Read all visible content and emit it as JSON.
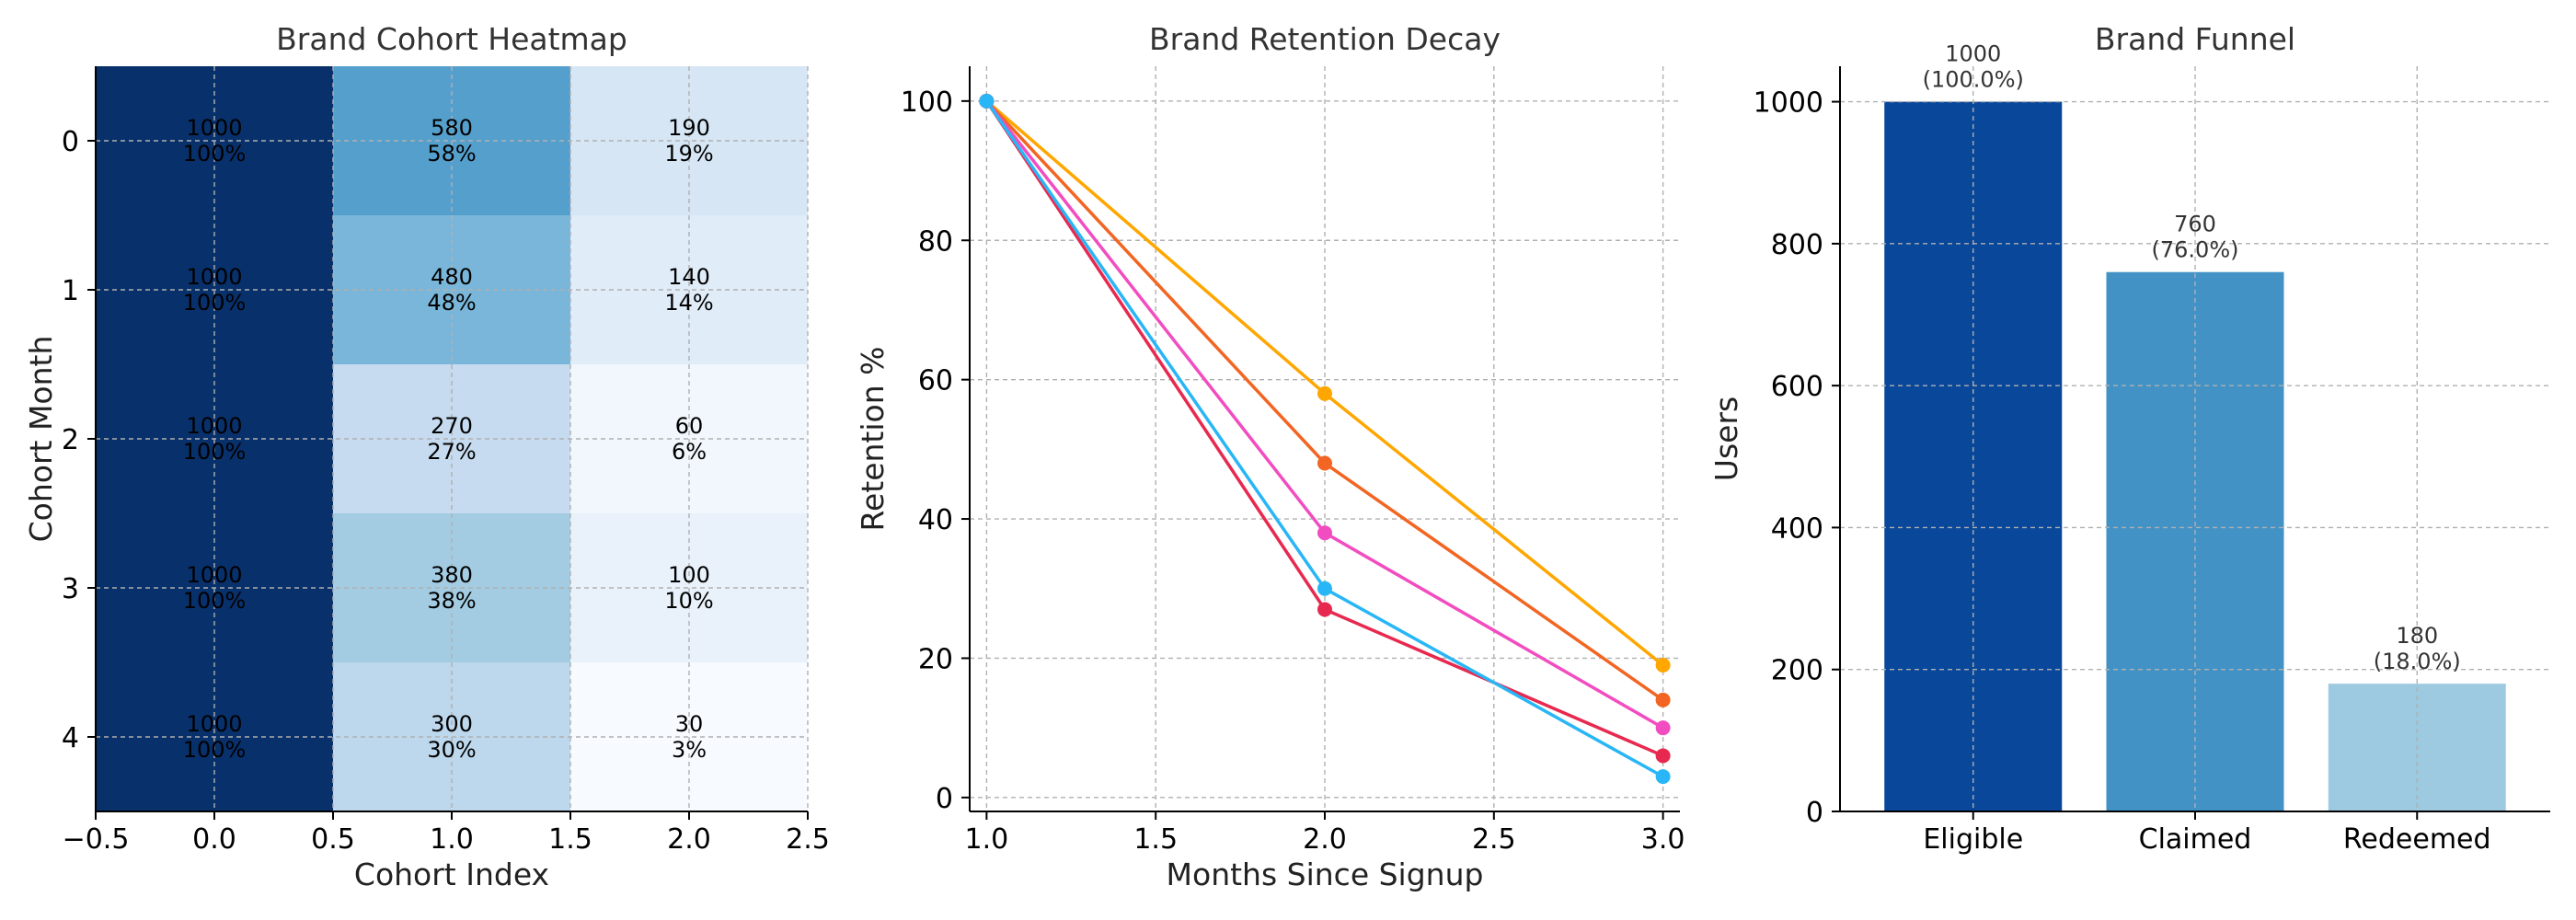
{
  "chart_data": [
    {
      "type": "heatmap",
      "title": "Brand Cohort Heatmap",
      "xlabel": "Cohort Index",
      "ylabel": "Cohort Month",
      "xlim": [
        -0.5,
        2.5
      ],
      "ylim": [
        4.5,
        -0.5
      ],
      "x_ticks": [
        "−0.5",
        "0.0",
        "0.5",
        "1.0",
        "1.5",
        "2.0",
        "2.5"
      ],
      "y_ticks": [
        "0",
        "1",
        "2",
        "3",
        "4"
      ],
      "grid": true,
      "colormap": "Blues",
      "values": [
        [
          1000,
          580,
          190
        ],
        [
          1000,
          480,
          140
        ],
        [
          1000,
          270,
          60
        ],
        [
          1000,
          380,
          100
        ],
        [
          1000,
          300,
          30
        ]
      ],
      "cell_labels": [
        [
          [
            "1000",
            "100%"
          ],
          [
            "580",
            "58%"
          ],
          [
            "190",
            "19%"
          ]
        ],
        [
          [
            "1000",
            "100%"
          ],
          [
            "480",
            "48%"
          ],
          [
            "140",
            "14%"
          ]
        ],
        [
          [
            "1000",
            "100%"
          ],
          [
            "270",
            "27%"
          ],
          [
            "60",
            "6%"
          ]
        ],
        [
          [
            "1000",
            "100%"
          ],
          [
            "380",
            "38%"
          ],
          [
            "100",
            "10%"
          ]
        ],
        [
          [
            "1000",
            "100%"
          ],
          [
            "300",
            "30%"
          ],
          [
            "30",
            "3%"
          ]
        ]
      ]
    },
    {
      "type": "line",
      "title": "Brand Retention Decay",
      "xlabel": "Months Since Signup",
      "ylabel": "Retention %",
      "xlim": [
        0.95,
        3.05
      ],
      "ylim": [
        -2,
        105
      ],
      "x_ticks": [
        "1.0",
        "1.5",
        "2.0",
        "2.5",
        "3.0"
      ],
      "y_ticks": [
        "0",
        "20",
        "40",
        "60",
        "80",
        "100"
      ],
      "grid": true,
      "x": [
        1,
        2,
        3
      ],
      "series": [
        {
          "values": [
            100,
            58,
            19
          ],
          "color": "#ffa600"
        },
        {
          "values": [
            100,
            48,
            14
          ],
          "color": "#f26522"
        },
        {
          "values": [
            100,
            27,
            6
          ],
          "color": "#e8294f"
        },
        {
          "values": [
            100,
            38,
            10
          ],
          "color": "#f24dc0"
        },
        {
          "values": [
            100,
            30,
            3
          ],
          "color": "#29b6f6"
        }
      ]
    },
    {
      "type": "bar",
      "title": "Brand Funnel",
      "xlabel": "",
      "ylabel": "Users",
      "ylim": [
        0,
        1050
      ],
      "y_ticks": [
        "0",
        "200",
        "400",
        "600",
        "800",
        "1000"
      ],
      "grid": true,
      "categories": [
        "Eligible",
        "Claimed",
        "Redeemed"
      ],
      "values": [
        1000,
        760,
        180
      ],
      "colors": [
        "#08479a",
        "#4292c6",
        "#9ecae1"
      ],
      "data_labels": [
        [
          "1000",
          "(100.0%)"
        ],
        [
          "760",
          "(76.0%)"
        ],
        [
          "180",
          "(18.0%)"
        ]
      ]
    }
  ]
}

= = = = = = =

#### Problem to work on:
Retype everything in the material word for word, minus pictures.

#### Worked solution:
Read all visible content and emit it as JSON.
{
  "chart_data": [
    {
      "type": "heatmap",
      "title": "Brand Cohort Heatmap",
      "xlabel": "Cohort Index",
      "ylabel": "Cohort Month",
      "xlim": [
        -0.5,
        2.5
      ],
      "ylim": [
        4.5,
        -0.5
      ],
      "x_ticks": [
        "−0.5",
        "0.0",
        "0.5",
        "1.0",
        "1.5",
        "2.0",
        "2.5"
      ],
      "y_ticks": [
        "0",
        "1",
        "2",
        "3",
        "4"
      ],
      "grid": true,
      "colormap": "Blues",
      "values": [
        [
          1000,
          580,
          190
        ],
        [
          1000,
          480,
          140
        ],
        [
          1000,
          270,
          60
        ],
        [
          1000,
          380,
          100
        ],
        [
          1000,
          300,
          30
        ]
      ],
      "cell_labels": [
        [
          [
            "1000",
            "100%"
          ],
          [
            "580",
            "58%"
          ],
          [
            "190",
            "19%"
          ]
        ],
        [
          [
            "1000",
            "100%"
          ],
          [
            "480",
            "48%"
          ],
          [
            "140",
            "14%"
          ]
        ],
        [
          [
            "1000",
            "100%"
          ],
          [
            "270",
            "27%"
          ],
          [
            "60",
            "6%"
          ]
        ],
        [
          [
            "1000",
            "100%"
          ],
          [
            "380",
            "38%"
          ],
          [
            "100",
            "10%"
          ]
        ],
        [
          [
            "1000",
            "100%"
          ],
          [
            "300",
            "30%"
          ],
          [
            "30",
            "3%"
          ]
        ]
      ]
    },
    {
      "type": "line",
      "title": "Brand Retention Decay",
      "xlabel": "Months Since Signup",
      "ylabel": "Retention %",
      "xlim": [
        0.95,
        3.05
      ],
      "ylim": [
        -2,
        105
      ],
      "x_ticks": [
        "1.0",
        "1.5",
        "2.0",
        "2.5",
        "3.0"
      ],
      "y_ticks": [
        "0",
        "20",
        "40",
        "60",
        "80",
        "100"
      ],
      "grid": true,
      "x": [
        1,
        2,
        3
      ],
      "series": [
        {
          "values": [
            100,
            58,
            19
          ],
          "color": "#ffa600"
        },
        {
          "values": [
            100,
            48,
            14
          ],
          "color": "#f26522"
        },
        {
          "values": [
            100,
            27,
            6
          ],
          "color": "#e8294f"
        },
        {
          "values": [
            100,
            38,
            10
          ],
          "color": "#f24dc0"
        },
        {
          "values": [
            100,
            30,
            3
          ],
          "color": "#29b6f6"
        }
      ]
    },
    {
      "type": "bar",
      "title": "Brand Funnel",
      "xlabel": "",
      "ylabel": "Users",
      "ylim": [
        0,
        1050
      ],
      "y_ticks": [
        "0",
        "200",
        "400",
        "600",
        "800",
        "1000"
      ],
      "grid": true,
      "categories": [
        "Eligible",
        "Claimed",
        "Redeemed"
      ],
      "values": [
        1000,
        760,
        180
      ],
      "colors": [
        "#08479a",
        "#4292c6",
        "#9ecae1"
      ],
      "data_labels": [
        [
          "1000",
          "(100.0%)"
        ],
        [
          "760",
          "(76.0%)"
        ],
        [
          "180",
          "(18.0%)"
        ]
      ]
    }
  ]
}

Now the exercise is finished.